Omit every picture and output the rest of the records exactly as they are.
== == ==
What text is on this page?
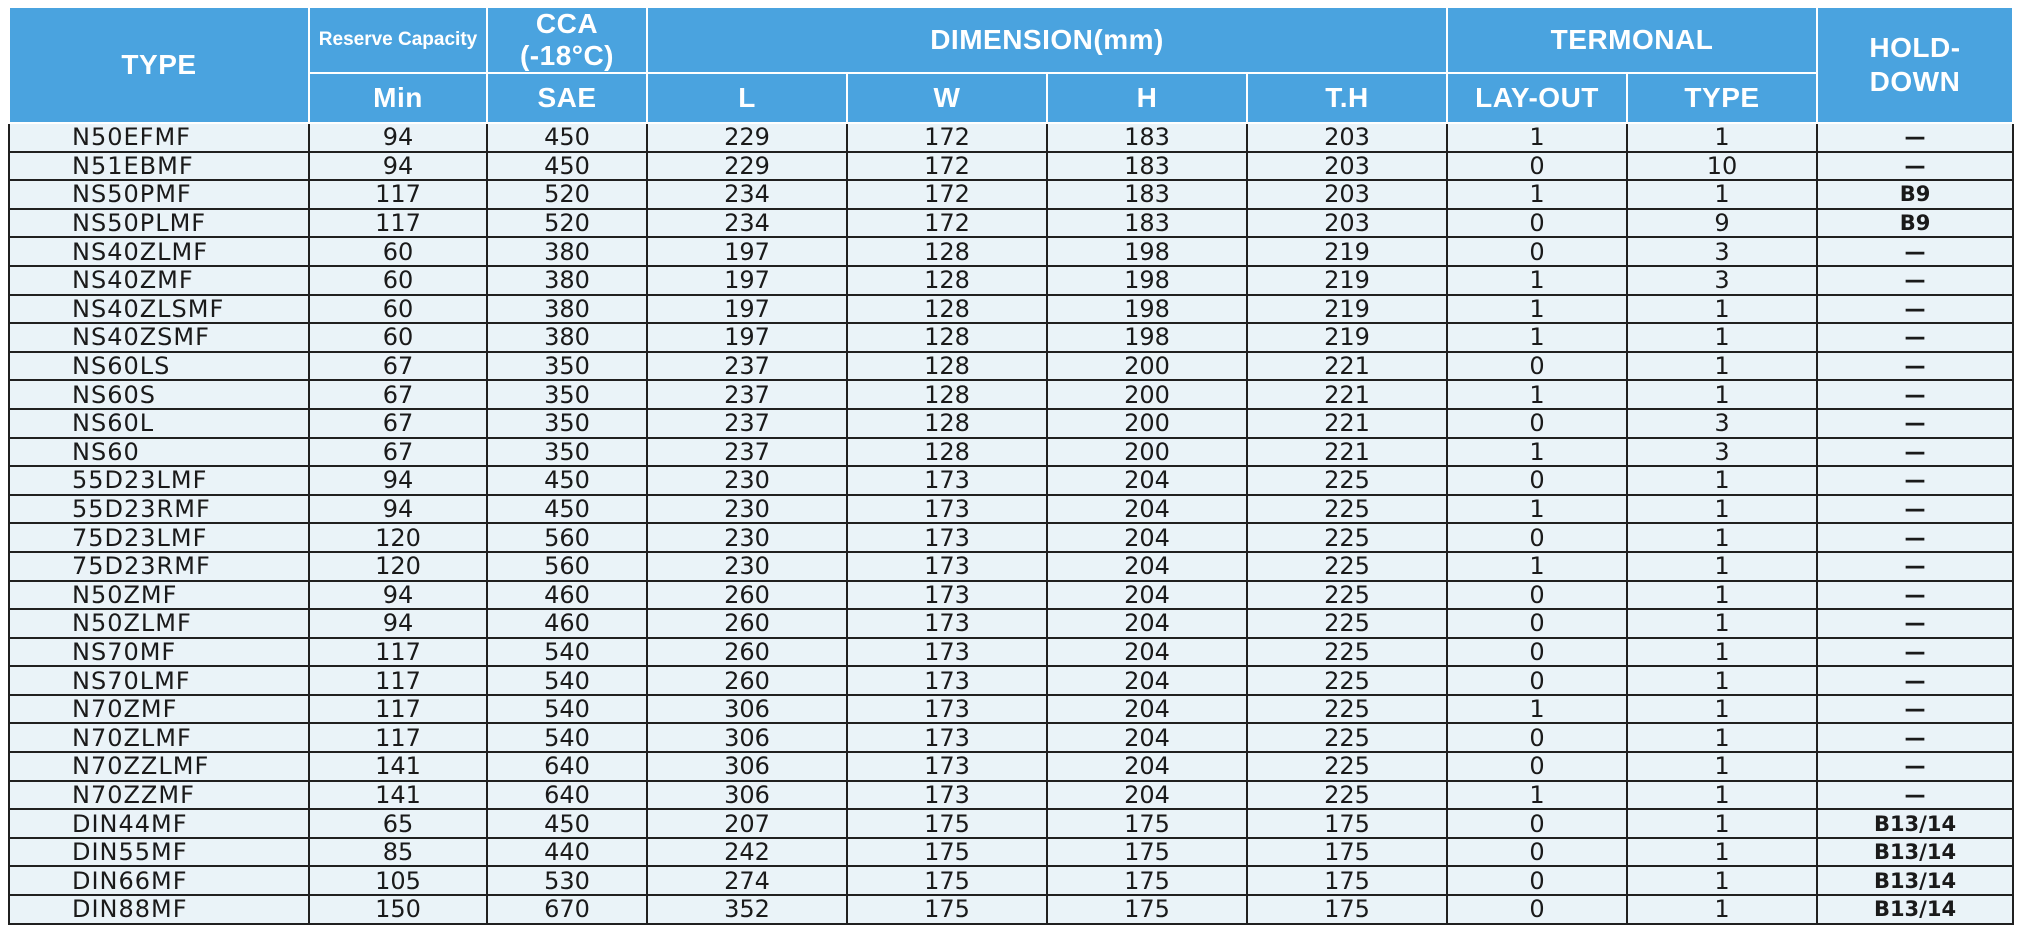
TYPE	Reserve Capacity	CCA (-18°C)	DIMENSION(mm)				TERMONAL		HOLD-
DOWN
	Min	SAE	L	W	H	T.H	LAY-OUT	TYPE	
N50EFMF	94	450	229	172	183	203	1	1	—
N51EBMF	94	450	229	172	183	203	0	10	—
NS50PMF	117	520	234	172	183	203	1	1	B9
NS50PLMF	117	520	234	172	183	203	0	9	B9
NS40ZLMF	60	380	197	128	198	219	0	3	—
NS40ZMF	60	380	197	128	198	219	1	3	—
NS40ZLSMF	60	380	197	128	198	219	1	1	—
NS40ZSMF	60	380	197	128	198	219	1	1	—
NS60LS	67	350	237	128	200	221	0	1	—
NS60S	67	350	237	128	200	221	1	1	—
NS60L	67	350	237	128	200	221	0	3	—
NS60	67	350	237	128	200	221	1	3	—
55D23LMF	94	450	230	173	204	225	0	1	—
55D23RMF	94	450	230	173	204	225	1	1	—
75D23LMF	120	560	230	173	204	225	0	1	—
75D23RMF	120	560	230	173	204	225	1	1	—
N50ZMF	94	460	260	173	204	225	0	1	—
N50ZLMF	94	460	260	173	204	225	0	1	—
NS70MF	117	540	260	173	204	225	0	1	—
NS70LMF	117	540	260	173	204	225	0	1	—
N70ZMF	117	540	306	173	204	225	1	1	—
N70ZLMF	117	540	306	173	204	225	0	1	—
N70ZZLMF	141	640	306	173	204	225	0	1	—
N70ZZMF	141	640	306	173	204	225	1	1	—
DIN44MF	65	450	207	175	175	175	0	1	B13/14
DIN55MF	85	440	242	175	175	175	0	1	B13/14
DIN66MF	105	530	274	175	175	175	0	1	B13/14
DIN88MF	150	670	352	175	175	175	0	1	B13/14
== == ==
▸ Result:
What text is on this page?
TYPE	Reserve Capacity	CCA (-18°C)	DIMENSION(mm)				TERMONAL		HOLD-
DOWN
	Min	SAE	L	W	H	T.H	LAY-OUT	TYPE	
N50EFMF	94	450	229	172	183	203	1	1	—
N51EBMF	94	450	229	172	183	203	0	10	—
NS50PMF	117	520	234	172	183	203	1	1	B9
NS50PLMF	117	520	234	172	183	203	0	9	B9
NS40ZLMF	60	380	197	128	198	219	0	3	—
NS40ZMF	60	380	197	128	198	219	1	3	—
NS40ZLSMF	60	380	197	128	198	219	1	1	—
NS40ZSMF	60	380	197	128	198	219	1	1	—
NS60LS	67	350	237	128	200	221	0	1	—
NS60S	67	350	237	128	200	221	1	1	—
NS60L	67	350	237	128	200	221	0	3	—
NS60	67	350	237	128	200	221	1	3	—
55D23LMF	94	450	230	173	204	225	0	1	—
55D23RMF	94	450	230	173	204	225	1	1	—
75D23LMF	120	560	230	173	204	225	0	1	—
75D23RMF	120	560	230	173	204	225	1	1	—
N50ZMF	94	460	260	173	204	225	0	1	—
N50ZLMF	94	460	260	173	204	225	0	1	—
NS70MF	117	540	260	173	204	225	0	1	—
NS70LMF	117	540	260	173	204	225	0	1	—
N70ZMF	117	540	306	173	204	225	1	1	—
N70ZLMF	117	540	306	173	204	225	0	1	—
N70ZZLMF	141	640	306	173	204	225	0	1	—
N70ZZMF	141	640	306	173	204	225	1	1	—
DIN44MF	65	450	207	175	175	175	0	1	B13/14
DIN55MF	85	440	242	175	175	175	0	1	B13/14
DIN66MF	105	530	274	175	175	175	0	1	B13/14
DIN88MF	150	670	352	175	175	175	0	1	B13/14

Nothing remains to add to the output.